TASK TO CARRY OUT:
Every entry that follows should be repeated exactly; drop the images.

DATA EXCERPTS:
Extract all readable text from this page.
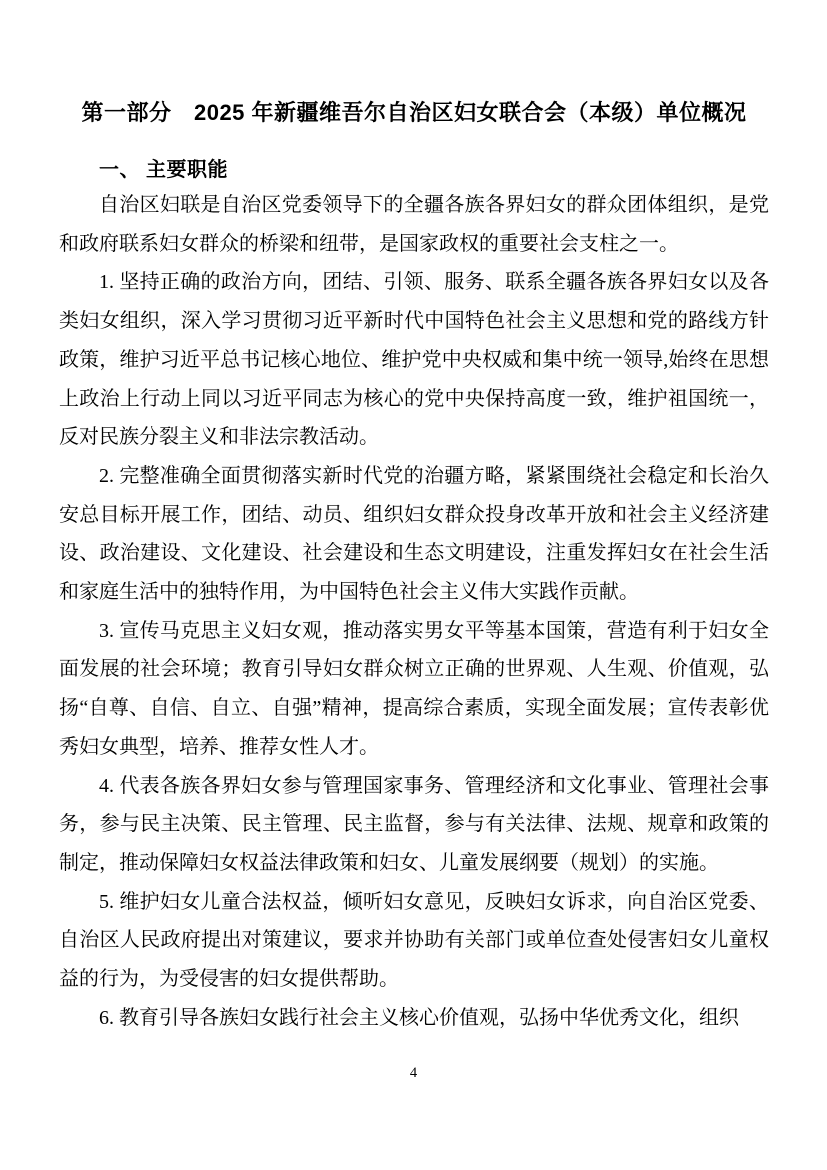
第一部分　2025 年新疆维吾尔自治区妇女联合会（本级）单位概况
一、 主要职能

自治区妇联是自治区党委领导下的全疆各族各界妇女的群众团体组织，是党和政府联系妇女群众的桥梁和纽带，是国家政权的重要社会支柱之一。

1. 坚持正确的政治方向，团结、引领、服务、联系全疆各族各界妇女以及各类妇女组织，深入学习贯彻习近平新时代中国特色社会主义思想和党的路线方针政策，维护习近平总书记核心地位、维护党中央权威和集中统一领导,始终在思想上政治上行动上同以习近平同志为核心的党中央保持高度一致，维护祖国统一，反对民族分裂主义和非法宗教活动。

2. 完整准确全面贯彻落实新时代党的治疆方略，紧紧围绕社会稳定和长治久安总目标开展工作，团结、动员、组织妇女群众投身改革开放和社会主义经济建设、政治建设、文化建设、社会建设和生态文明建设，注重发挥妇女在社会生活和家庭生活中的独特作用，为中国特色社会主义伟大实践作贡献。

3. 宣传马克思主义妇女观，推动落实男女平等基本国策，营造有利于妇女全面发展的社会环境；教育引导妇女群众树立正确的世界观、人生观、价值观，弘扬“自尊、自信、自立、自强”精神，提高综合素质，实现全面发展；宣传表彰优秀妇女典型，培养、推荐女性人才。

4. 代表各族各界妇女参与管理国家事务、管理经济和文化事业、管理社会事务，参与民主决策、民主管理、民主监督，参与有关法律、法规、规章和政策的制定，推动保障妇女权益法律政策和妇女、儿童发展纲要（规划）的实施。

5. 维护妇女儿童合法权益，倾听妇女意见，反映妇女诉求，向自治区党委、自治区人民政府提出对策建议，要求并协助有关部门或单位查处侵害妇女儿童权益的行为，为受侵害的妇女提供帮助。

6. 教育引导各族妇女践行社会主义核心价值观，弘扬中华优秀文化，组织

4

SOLVED PROBLEM:
Extract all readable text from this page.
第一部分　2025 年新疆维吾尔自治区妇女联合会（本级）单位概况
一、 主要职能

自治区妇联是自治区党委领导下的全疆各族各界妇女的群众团体组织，是党和政府联系妇女群众的桥梁和纽带，是国家政权的重要社会支柱之一。

1. 坚持正确的政治方向，团结、引领、服务、联系全疆各族各界妇女以及各类妇女组织，深入学习贯彻习近平新时代中国特色社会主义思想和党的路线方针政策，维护习近平总书记核心地位、维护党中央权威和集中统一领导,始终在思想上政治上行动上同以习近平同志为核心的党中央保持高度一致，维护祖国统一，反对民族分裂主义和非法宗教活动。

2. 完整准确全面贯彻落实新时代党的治疆方略，紧紧围绕社会稳定和长治久安总目标开展工作，团结、动员、组织妇女群众投身改革开放和社会主义经济建设、政治建设、文化建设、社会建设和生态文明建设，注重发挥妇女在社会生活和家庭生活中的独特作用，为中国特色社会主义伟大实践作贡献。

3. 宣传马克思主义妇女观，推动落实男女平等基本国策，营造有利于妇女全面发展的社会环境；教育引导妇女群众树立正确的世界观、人生观、价值观，弘扬“自尊、自信、自立、自强”精神，提高综合素质，实现全面发展；宣传表彰优秀妇女典型，培养、推荐女性人才。

4. 代表各族各界妇女参与管理国家事务、管理经济和文化事业、管理社会事务，参与民主决策、民主管理、民主监督，参与有关法律、法规、规章和政策的制定，推动保障妇女权益法律政策和妇女、儿童发展纲要（规划）的实施。

5. 维护妇女儿童合法权益，倾听妇女意见，反映妇女诉求，向自治区党委、自治区人民政府提出对策建议，要求并协助有关部门或单位查处侵害妇女儿童权益的行为，为受侵害的妇女提供帮助。

6. 教育引导各族妇女践行社会主义核心价值观，弘扬中华优秀文化，组织

4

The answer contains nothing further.